- [Prompt]: Do any lines in the data below contain "remote"? If so, copy every one of them.

- [Records to use]:
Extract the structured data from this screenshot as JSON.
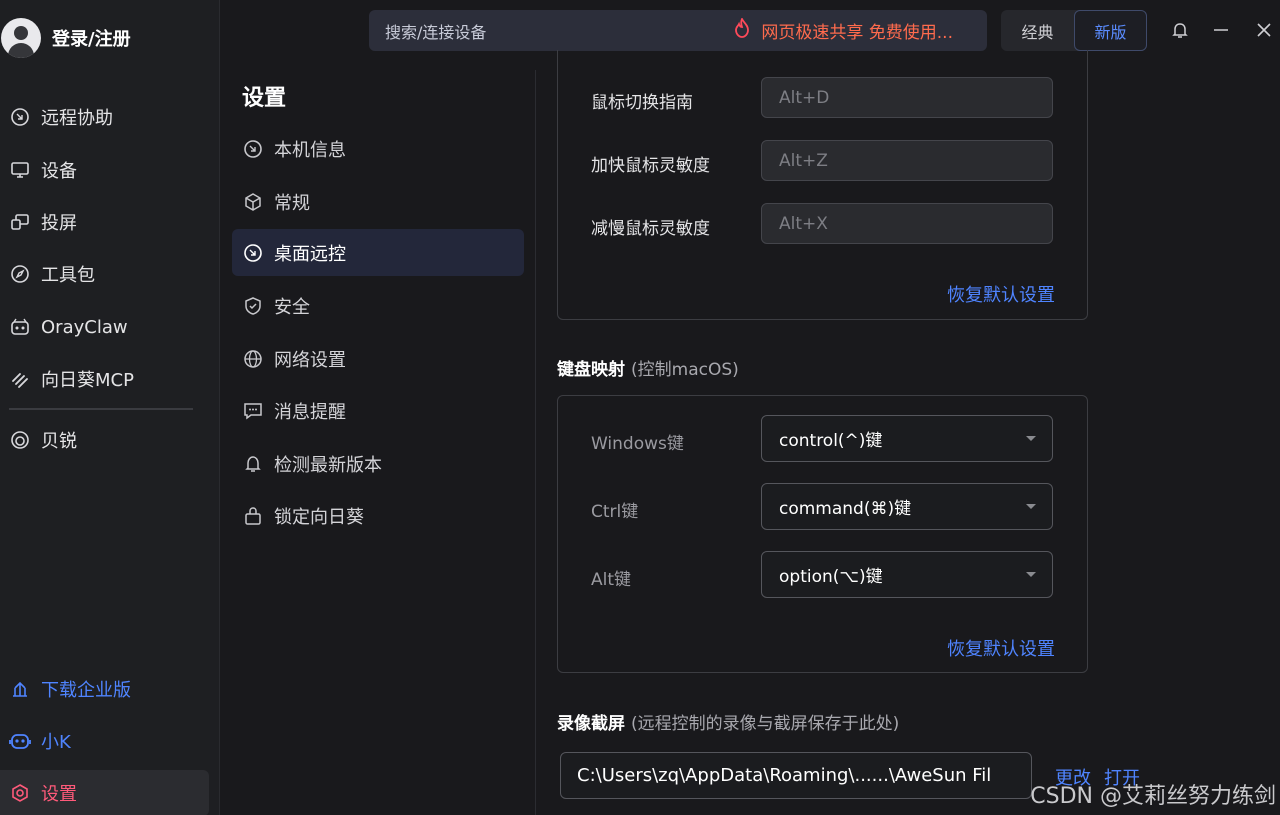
{
  "user": {
    "login_label": "登录/注册"
  },
  "nav": {
    "items": [
      {
        "label": "远程协助",
        "icon": "remote-assist-icon"
      },
      {
        "label": "设备",
        "icon": "device-icon"
      },
      {
        "label": "投屏",
        "icon": "cast-icon"
      },
      {
        "label": "工具包",
        "icon": "toolbox-icon"
      },
      {
        "label": "OrayClaw",
        "icon": "orayclaw-icon"
      },
      {
        "label": "向日葵MCP",
        "icon": "mcp-icon"
      },
      {
        "label": "贝锐",
        "icon": "oray-icon"
      }
    ],
    "bottom": [
      {
        "label": "下载企业版",
        "icon": "enterprise-icon"
      },
      {
        "label": "小K",
        "icon": "robot-icon"
      },
      {
        "label": "设置",
        "icon": "settings-icon"
      }
    ]
  },
  "topbar": {
    "search_label": "搜索/连接设备",
    "promo": "网页极速共享 免费使用...",
    "version_classic": "经典",
    "version_new": "新版"
  },
  "settings": {
    "title": "设置",
    "menu": [
      {
        "label": "本机信息",
        "icon": "device-info-icon"
      },
      {
        "label": "常规",
        "icon": "cube-icon"
      },
      {
        "label": "桌面远控",
        "icon": "remote-desktop-icon"
      },
      {
        "label": "安全",
        "icon": "shield-icon"
      },
      {
        "label": "网络设置",
        "icon": "globe-icon"
      },
      {
        "label": "消息提醒",
        "icon": "message-icon"
      },
      {
        "label": "检测最新版本",
        "icon": "bell-icon"
      },
      {
        "label": "锁定向日葵",
        "icon": "lock-icon"
      }
    ]
  },
  "hotkeys": {
    "rows": [
      {
        "label": "鼠标切换指南",
        "value": "Alt+D"
      },
      {
        "label": "加快鼠标灵敏度",
        "value": "Alt+Z"
      },
      {
        "label": "减慢鼠标灵敏度",
        "value": "Alt+X"
      }
    ],
    "restore": "恢复默认设置"
  },
  "keymap": {
    "title": "键盘映射",
    "subtitle": "(控制macOS)",
    "rows": [
      {
        "label": "Windows键",
        "value": "control(^)键"
      },
      {
        "label": "Ctrl键",
        "value": "command(⌘)键"
      },
      {
        "label": "Alt键",
        "value": "option(⌥)键"
      }
    ],
    "restore": "恢复默认设置"
  },
  "recording": {
    "title": "录像截屏",
    "subtitle": "(远程控制的录像与截屏保存于此处)",
    "path": "C:\\Users\\zq\\AppData\\Roaming\\......\\AweSun Fil",
    "change": "更改",
    "open": "打开"
  },
  "watermark": "CSDN @艾莉丝努力练剑",
  "colors": {
    "accent_blue": "#4f84ff",
    "active_pink": "#ff5a7a",
    "promo_orange": "#ff6b4d"
  }
}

- [Solution to this task]:
        "icon": "remote-assist-icon"
        "icon": "remote-desktop-icon"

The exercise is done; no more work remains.